**DIRECTIONS:**
Your task is to copy every record exactly.

(Dataset records)
━━━━━━━━━━━━━━━━━━━━━━━━━━━━━━

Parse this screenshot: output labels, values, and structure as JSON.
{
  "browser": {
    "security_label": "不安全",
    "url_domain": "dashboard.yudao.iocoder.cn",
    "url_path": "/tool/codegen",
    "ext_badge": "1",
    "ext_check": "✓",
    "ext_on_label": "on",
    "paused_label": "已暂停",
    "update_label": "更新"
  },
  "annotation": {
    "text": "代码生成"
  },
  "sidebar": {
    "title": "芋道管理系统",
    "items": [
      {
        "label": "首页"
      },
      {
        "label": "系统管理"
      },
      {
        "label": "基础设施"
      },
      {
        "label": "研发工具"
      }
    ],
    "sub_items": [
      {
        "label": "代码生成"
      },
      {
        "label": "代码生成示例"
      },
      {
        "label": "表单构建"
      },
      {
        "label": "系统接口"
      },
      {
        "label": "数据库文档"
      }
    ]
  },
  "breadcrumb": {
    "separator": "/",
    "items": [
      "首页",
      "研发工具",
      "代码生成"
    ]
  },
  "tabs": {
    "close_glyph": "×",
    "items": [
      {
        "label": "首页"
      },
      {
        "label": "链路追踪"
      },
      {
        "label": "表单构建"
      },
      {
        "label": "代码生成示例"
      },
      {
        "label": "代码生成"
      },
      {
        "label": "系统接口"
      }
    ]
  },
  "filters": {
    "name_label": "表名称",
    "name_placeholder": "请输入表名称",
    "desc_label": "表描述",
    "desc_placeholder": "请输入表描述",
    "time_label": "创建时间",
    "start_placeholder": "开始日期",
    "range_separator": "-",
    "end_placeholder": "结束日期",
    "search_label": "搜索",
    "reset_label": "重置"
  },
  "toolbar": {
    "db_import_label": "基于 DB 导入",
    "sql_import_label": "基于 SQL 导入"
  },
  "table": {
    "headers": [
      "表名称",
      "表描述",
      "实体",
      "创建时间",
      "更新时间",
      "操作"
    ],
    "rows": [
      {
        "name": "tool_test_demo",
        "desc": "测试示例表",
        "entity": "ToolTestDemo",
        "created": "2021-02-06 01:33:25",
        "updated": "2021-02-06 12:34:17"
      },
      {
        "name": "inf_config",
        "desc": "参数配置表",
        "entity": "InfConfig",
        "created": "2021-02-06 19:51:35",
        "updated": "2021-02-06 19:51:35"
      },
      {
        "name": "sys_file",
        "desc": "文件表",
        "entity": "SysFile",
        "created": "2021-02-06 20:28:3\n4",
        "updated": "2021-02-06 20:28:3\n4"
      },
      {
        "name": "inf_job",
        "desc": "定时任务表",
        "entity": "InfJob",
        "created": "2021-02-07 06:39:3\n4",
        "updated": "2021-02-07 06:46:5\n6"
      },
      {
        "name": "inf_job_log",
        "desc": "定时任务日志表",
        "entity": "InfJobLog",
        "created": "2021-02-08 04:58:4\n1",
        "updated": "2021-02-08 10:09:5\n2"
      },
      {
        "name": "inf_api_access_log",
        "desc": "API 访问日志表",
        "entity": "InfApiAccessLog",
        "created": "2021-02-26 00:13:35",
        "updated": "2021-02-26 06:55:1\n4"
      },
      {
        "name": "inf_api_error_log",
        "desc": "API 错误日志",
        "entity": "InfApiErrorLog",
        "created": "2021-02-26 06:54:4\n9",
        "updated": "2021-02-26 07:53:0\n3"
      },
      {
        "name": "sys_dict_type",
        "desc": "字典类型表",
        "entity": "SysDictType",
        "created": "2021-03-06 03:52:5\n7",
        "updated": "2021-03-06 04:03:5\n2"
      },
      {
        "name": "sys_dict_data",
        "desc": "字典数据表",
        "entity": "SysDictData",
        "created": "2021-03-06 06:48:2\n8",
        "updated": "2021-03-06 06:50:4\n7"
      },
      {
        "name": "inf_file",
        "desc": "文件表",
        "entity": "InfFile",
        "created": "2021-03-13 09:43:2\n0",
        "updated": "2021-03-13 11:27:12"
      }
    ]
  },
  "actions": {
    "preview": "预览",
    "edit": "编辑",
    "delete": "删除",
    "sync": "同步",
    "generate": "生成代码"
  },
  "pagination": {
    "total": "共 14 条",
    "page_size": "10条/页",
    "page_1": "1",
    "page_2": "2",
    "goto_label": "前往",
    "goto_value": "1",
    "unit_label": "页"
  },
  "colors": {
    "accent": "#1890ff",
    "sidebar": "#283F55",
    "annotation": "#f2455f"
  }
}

━━━━━━━━━━━━━━━━━━━━━━━━━━━━━━

**RESULT:**
Parse this screenshot: output labels, values, and structure as JSON.
{
  "browser": {
    "security_label": "不安全",
    "url_domain": "dashboard.yudao.iocoder.cn",
    "url_path": "/tool/codegen",
    "ext_badge": "1",
    "ext_check": "✓",
    "ext_on_label": "on",
    "paused_label": "已暂停",
    "update_label": "更新"
  },
  "annotation": {
    "text": "代码生成"
  },
  "sidebar": {
    "title": "芋道管理系统",
    "items": [
      {
        "label": "首页"
      },
      {
        "label": "系统管理"
      },
      {
        "label": "基础设施"
      },
      {
        "label": "研发工具"
      }
    ],
    "sub_items": [
      {
        "label": "代码生成"
      },
      {
        "label": "代码生成示例"
      },
      {
        "label": "表单构建"
      },
      {
        "label": "系统接口"
      },
      {
        "label": "数据库文档"
      }
    ]
  },
  "breadcrumb": {
    "separator": "/",
    "items": [
      "首页",
      "研发工具",
      "代码生成"
    ]
  },
  "tabs": {
    "close_glyph": "×",
    "items": [
      {
        "label": "首页"
      },
      {
        "label": "链路追踪"
      },
      {
        "label": "表单构建"
      },
      {
        "label": "代码生成示例"
      },
      {
        "label": "代码生成"
      },
      {
        "label": "系统接口"
      }
    ]
  },
  "filters": {
    "name_label": "表名称",
    "name_placeholder": "请输入表名称",
    "desc_label": "表描述",
    "desc_placeholder": "请输入表描述",
    "time_label": "创建时间",
    "start_placeholder": "开始日期",
    "range_separator": "-",
    "end_placeholder": "结束日期",
    "search_label": "搜索",
    "reset_label": "重置"
  },
  "toolbar": {
    "db_import_label": "基于 DB 导入",
    "sql_import_label": "基于 SQL 导入"
  },
  "table": {
    "headers": [
      "表名称",
      "表描述",
      "实体",
      "创建时间",
      "更新时间",
      "操作"
    ],
    "rows": [
      {
        "name": "tool_test_demo",
        "desc": "测试示例表",
        "entity": "ToolTestDemo",
        "created": "2021-02-06 01:33:25",
        "updated": "2021-02-06 12:34:17"
      },
      {
        "name": "inf_config",
        "desc": "参数配置表",
        "entity": "InfConfig",
        "created": "2021-02-06 19:51:35",
        "updated": "2021-02-06 19:51:35"
      },
      {
        "name": "sys_file",
        "desc": "文件表",
        "entity": "SysFile",
        "created": "2021-02-06 20:28:3\n4",
        "updated": "2021-02-06 20:28:3\n4"
      },
      {
        "name": "inf_job",
        "desc": "定时任务表",
        "entity": "InfJob",
        "created": "2021-02-07 06:39:3\n4",
        "updated": "2021-02-07 06:46:5\n6"
      },
      {
        "name": "inf_job_log",
        "desc": "定时任务日志表",
        "entity": "InfJobLog",
        "created": "2021-02-08 04:58:4\n1",
        "updated": "2021-02-08 10:09:5\n2"
      },
      {
        "name": "inf_api_access_log",
        "desc": "API 访问日志表",
        "entity": "InfApiAccessLog",
        "created": "2021-02-26 00:13:35",
        "updated": "2021-02-26 06:55:1\n4"
      },
      {
        "name": "inf_api_error_log",
        "desc": "API 错误日志",
        "entity": "InfApiErrorLog",
        "created": "2021-02-26 06:54:4\n9",
        "updated": "2021-02-26 07:53:0\n3"
      },
      {
        "name": "sys_dict_type",
        "desc": "字典类型表",
        "entity": "SysDictType",
        "created": "2021-03-06 03:52:5\n7",
        "updated": "2021-03-06 04:03:5\n2"
      },
      {
        "name": "sys_dict_data",
        "desc": "字典数据表",
        "entity": "SysDictData",
        "created": "2021-03-06 06:48:2\n8",
        "updated": "2021-03-06 06:50:4\n7"
      },
      {
        "name": "inf_file",
        "desc": "文件表",
        "entity": "InfFile",
        "created": "2021-03-13 09:43:2\n0",
        "updated": "2021-03-13 11:27:12"
      }
    ]
  },
  "actions": {
    "preview": "预览",
    "edit": "编辑",
    "delete": "删除",
    "sync": "同步",
    "generate": "生成代码"
  },
  "pagination": {
    "total": "共 14 条",
    "page_size": "10条/页",
    "page_1": "1",
    "page_2": "2",
    "goto_label": "前往",
    "goto_value": "1",
    "unit_label": "页"
  },
  "colors": {
    "accent": "#1890ff",
    "sidebar": "#283F55",
    "annotation": "#f2455f"
  }
}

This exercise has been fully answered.